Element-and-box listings
_ _ _ _ _ _ _

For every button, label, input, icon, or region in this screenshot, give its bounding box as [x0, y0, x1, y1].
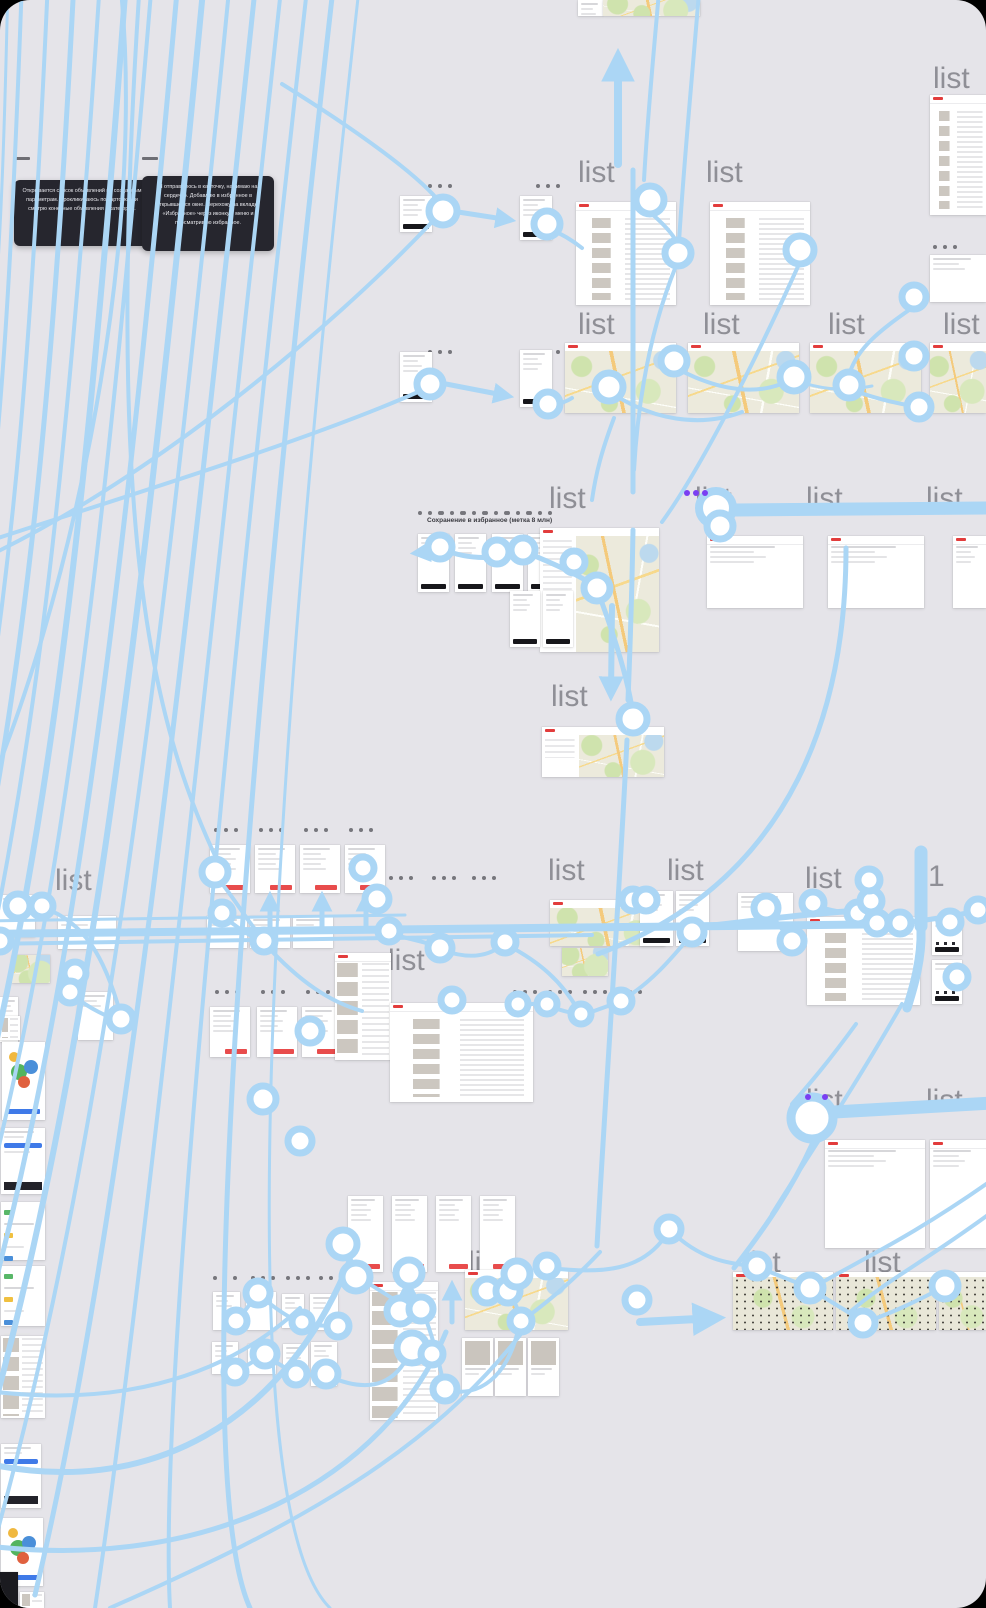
screen-card[interactable]	[250, 916, 290, 948]
screen-mobile-filter[interactable]	[210, 845, 250, 893]
screen-desktop-map[interactable]	[688, 343, 799, 413]
screen-map[interactable]	[603, 0, 700, 16]
screen-dark-thumb[interactable]	[0, 1572, 18, 1608]
flow-line	[670, 1230, 754, 1266]
ellipsis-marker	[389, 876, 413, 880]
flow-line	[549, 1006, 579, 1014]
flow-label[interactable]: list	[706, 158, 743, 188]
screen-mobile-mini[interactable]	[510, 591, 540, 647]
ellipsis-marker	[214, 828, 238, 832]
screen-form[interactable]	[1, 1444, 41, 1508]
screen-card[interactable]	[283, 1344, 308, 1374]
screen-desktop-item[interactable]	[953, 536, 986, 608]
screen-mobile-mini[interactable]	[520, 350, 552, 407]
ellipsis-marker	[583, 990, 607, 994]
flow-label[interactable]: 1	[928, 862, 945, 892]
screen-mobile-filter[interactable]	[392, 1196, 427, 1272]
screen-mobile-mini[interactable]	[492, 534, 523, 592]
screen-mobile-mini[interactable]	[418, 534, 449, 592]
flow-line	[592, 418, 614, 500]
screen-mobile-mini[interactable]	[400, 196, 432, 232]
favorites-caption[interactable]: Сохранение в избранное (метка 8 млн)	[427, 518, 552, 525]
flow-line	[644, 0, 660, 180]
flow-label[interactable]: list	[667, 856, 704, 886]
screen-mobile-listing[interactable]	[335, 953, 391, 1060]
ellipsis-marker	[213, 1276, 237, 1280]
flow-node	[902, 285, 926, 309]
ellipsis-marker	[251, 1276, 275, 1280]
ellipsis-marker	[618, 990, 642, 994]
screen-mobile-mini[interactable]	[676, 891, 709, 946]
flow-node	[571, 1004, 591, 1024]
screen-desktop-listing[interactable]	[710, 202, 810, 305]
ellipsis-marker	[349, 828, 373, 832]
screen-desktop-map[interactable]	[810, 343, 921, 413]
screen-desktop-listing[interactable]	[576, 202, 676, 305]
flow-label[interactable]: list	[933, 64, 970, 94]
ellipsis-marker	[306, 990, 330, 994]
screen-desktop-map[interactable]	[930, 343, 986, 413]
ellipsis-marker	[286, 1276, 310, 1280]
comment-dot[interactable]	[805, 1094, 811, 1100]
flow-node	[858, 869, 880, 891]
screen-card[interactable]	[282, 1294, 304, 1328]
flow-label[interactable]: list	[388, 946, 425, 976]
screen-desktop-map[interactable]	[565, 343, 676, 413]
screen-photo-card[interactable]	[495, 1338, 526, 1396]
screen-desktop-item[interactable]	[825, 1140, 925, 1248]
flow-line	[0, 0, 74, 910]
frame-dash-marker	[142, 157, 158, 160]
flow-node	[378, 920, 400, 942]
screen-card[interactable]	[58, 916, 116, 949]
flow-node	[967, 899, 986, 921]
flow-line	[0, 0, 22, 640]
screen-mobile-dialog[interactable]	[932, 917, 962, 955]
screen-list-colored[interactable]	[1, 1266, 45, 1326]
screen-mobile-filter[interactable]	[300, 845, 340, 893]
screen-photo-card[interactable]	[528, 1338, 559, 1396]
flow-line	[0, 0, 8, 420]
flow-label[interactable]: list	[578, 310, 615, 340]
screen-card[interactable]	[578, 0, 603, 16]
flow-node	[494, 931, 516, 953]
screen-card[interactable]	[0, 895, 35, 937]
flow-line	[679, 0, 700, 242]
flow-line	[71, 976, 76, 990]
flow-node	[802, 892, 824, 914]
ellipsis-marker	[536, 184, 560, 188]
flow-label[interactable]: list	[926, 484, 963, 514]
screen-mobile-mini[interactable]	[543, 591, 573, 647]
screen-mobile-mini[interactable]	[520, 196, 552, 240]
flow-label[interactable]: list	[703, 310, 740, 340]
screen-mobile-mini[interactable]	[400, 352, 432, 402]
figma-prototype-canvas[interactable]: listlistlistlistlistlistlistlistlistlist…	[0, 0, 986, 1608]
screen-mobile-filter[interactable]	[255, 845, 295, 893]
ellipsis-marker	[215, 990, 239, 994]
screen-mobile-filter[interactable]	[210, 1007, 250, 1057]
flow-node	[657, 1217, 681, 1241]
flow-label[interactable]: list	[926, 1086, 963, 1116]
screen-card[interactable]	[310, 1294, 338, 1330]
flow-label[interactable]: list	[695, 484, 732, 514]
flow-node	[428, 936, 452, 960]
flow-line	[127, 0, 218, 862]
ellipsis-marker	[506, 511, 530, 515]
screen-card[interactable]	[78, 992, 113, 1040]
ellipsis-marker	[418, 511, 442, 515]
comment-dot[interactable]	[822, 1094, 828, 1100]
screen-card[interactable]	[212, 1342, 238, 1374]
ellipsis-marker	[472, 876, 496, 880]
screen-mobile-dialog[interactable]	[932, 960, 962, 1004]
screen-map[interactable]	[562, 948, 608, 976]
screen-photo-card[interactable]	[462, 1338, 493, 1396]
annotation-note[interactable]: Я отправляюсь в карточку, нажимаю на сер…	[142, 176, 274, 251]
flow-line	[550, 1232, 668, 1271]
flow-label[interactable]: list	[806, 1086, 843, 1116]
frame-dash-marker	[14, 157, 30, 160]
flow-line	[0, 392, 418, 544]
ellipsis-marker	[513, 990, 537, 994]
comment-dot[interactable]	[693, 490, 699, 496]
screen-mobile-mini[interactable]	[640, 891, 673, 946]
comment-dot[interactable]	[684, 490, 690, 496]
screen-mascot[interactable]	[2, 1042, 45, 1120]
flow-line	[583, 1002, 619, 1015]
annotation-note[interactable]: Открывается список объявлений по созданн…	[14, 180, 150, 246]
screen-desktop-item[interactable]	[930, 1140, 986, 1248]
screen-mobile-listing[interactable]	[370, 1282, 438, 1420]
screen-card[interactable]	[293, 916, 333, 948]
flow-line	[446, 384, 508, 396]
screen-dense-map[interactable]	[836, 1272, 936, 1330]
ellipsis-marker	[304, 828, 328, 832]
screen-mobile-filter[interactable]	[348, 1196, 383, 1272]
screen-card[interactable]	[311, 1342, 337, 1386]
ellipsis-marker	[259, 828, 283, 832]
flow-label[interactable]: list	[549, 484, 586, 514]
flow-node	[625, 1288, 649, 1312]
screen-desktop-map[interactable]	[465, 1270, 568, 1330]
screen-photo-grid[interactable]	[1, 1336, 45, 1418]
flow-line	[834, 1103, 986, 1112]
screen-list-colored[interactable]	[1, 1202, 45, 1260]
flow-node	[288, 1129, 312, 1153]
flow-line	[0, 0, 48, 790]
screen-mobile-mini[interactable]	[455, 534, 486, 592]
ellipsis-marker	[484, 511, 508, 515]
screen-desktop-listing[interactable]	[930, 95, 986, 215]
flow-label[interactable]: list	[806, 484, 843, 514]
flow-label[interactable]: list	[551, 682, 588, 712]
screen-map[interactable]	[12, 955, 50, 983]
flow-node	[537, 994, 557, 1014]
screen-card[interactable]	[248, 1344, 276, 1374]
screen-dense-map[interactable]	[939, 1272, 986, 1330]
screen-mobile-filter[interactable]	[480, 1196, 515, 1272]
screen-form[interactable]	[1, 1128, 45, 1194]
ellipsis-marker	[319, 1276, 343, 1280]
flow-label[interactable]: list	[55, 866, 92, 896]
screen-card[interactable]	[738, 893, 793, 951]
screen-desktop-map-sidebar[interactable]	[542, 727, 664, 777]
screen-desktop-listing[interactable]	[807, 917, 920, 1005]
screen-card[interactable]	[246, 1292, 276, 1330]
screen-mobile-filter[interactable]	[257, 1007, 297, 1057]
ellipsis-marker	[440, 511, 464, 515]
screen-desktop-item[interactable]	[828, 536, 924, 608]
flow-line	[0, 222, 432, 560]
flow-node	[64, 962, 86, 984]
comment-dot[interactable]	[702, 490, 708, 496]
screen-mobile-filter[interactable]	[436, 1196, 471, 1272]
screen-card[interactable]	[213, 1292, 240, 1330]
ellipsis-marker	[432, 876, 456, 880]
screen-mobile-filter[interactable]	[345, 845, 385, 893]
flow-line	[0, 0, 126, 820]
flow-label[interactable]: list	[828, 310, 865, 340]
ellipsis-marker	[462, 511, 486, 515]
ellipsis-marker	[261, 990, 285, 994]
flow-line	[814, 905, 857, 913]
flow-line	[442, 944, 503, 956]
flow-label[interactable]: list	[805, 864, 842, 894]
screen-desktop-item[interactable]	[707, 536, 803, 608]
flow-line	[458, 212, 510, 220]
screen-photo-grid[interactable]	[0, 1016, 20, 1040]
flow-line	[282, 84, 438, 200]
screen-card[interactable]	[207, 916, 247, 948]
flow-node	[429, 197, 457, 225]
flow-label[interactable]: list	[548, 856, 585, 886]
ellipsis-marker	[933, 245, 957, 249]
flow-line	[640, 1318, 716, 1322]
flow-node	[250, 1086, 276, 1112]
screen-photo-grid[interactable]	[20, 1592, 44, 1608]
ellipsis-marker	[528, 511, 552, 515]
screen-card[interactable]	[930, 255, 986, 302]
flow-label[interactable]: list	[943, 310, 980, 340]
flow-node	[860, 890, 882, 912]
screen-desktop-listing[interactable]	[390, 1003, 533, 1102]
ellipsis-marker	[548, 990, 572, 994]
flow-label[interactable]: list	[578, 158, 615, 188]
ellipsis-marker	[428, 184, 452, 188]
screen-dense-map[interactable]	[733, 1272, 833, 1330]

_ _ _ _ _ _ _

▶ **WHAT IS EXPECTED**: Transcribe the rows verbatim, starting at the line containing "916, 290, 948]" and ending at the line containing "favorites-caption[interactable]: Сохранение в", with both of those lines included.

▶ **PROBLEM SOLUTION**:
screen-card[interactable]	[250, 916, 290, 948]
screen-mobile-filter[interactable]	[210, 845, 250, 893]
screen-desktop-map[interactable]	[688, 343, 799, 413]
screen-map[interactable]	[603, 0, 700, 16]
screen-dark-thumb[interactable]	[0, 1572, 18, 1608]
flow-line	[670, 1230, 754, 1266]
ellipsis-marker	[389, 876, 413, 880]
flow-line	[549, 1006, 579, 1014]
flow-label[interactable]: list	[706, 158, 743, 188]
screen-mobile-mini[interactable]	[510, 591, 540, 647]
ellipsis-marker	[214, 828, 238, 832]
screen-form[interactable]	[1, 1444, 41, 1508]
screen-card[interactable]	[283, 1344, 308, 1374]
screen-desktop-item[interactable]	[953, 536, 986, 608]
screen-mobile-mini[interactable]	[520, 350, 552, 407]
ellipsis-marker	[583, 990, 607, 994]
flow-label[interactable]: 1	[928, 862, 945, 892]
screen-mobile-filter[interactable]	[392, 1196, 427, 1272]
screen-mobile-mini[interactable]	[492, 534, 523, 592]
screen-mobile-mini[interactable]	[418, 534, 449, 592]
flow-line	[592, 418, 614, 500]
screen-mobile-mini[interactable]	[400, 196, 432, 232]
favorites-caption[interactable]: Сохранение в избранное (метка 8 млн)	[427, 518, 552, 525]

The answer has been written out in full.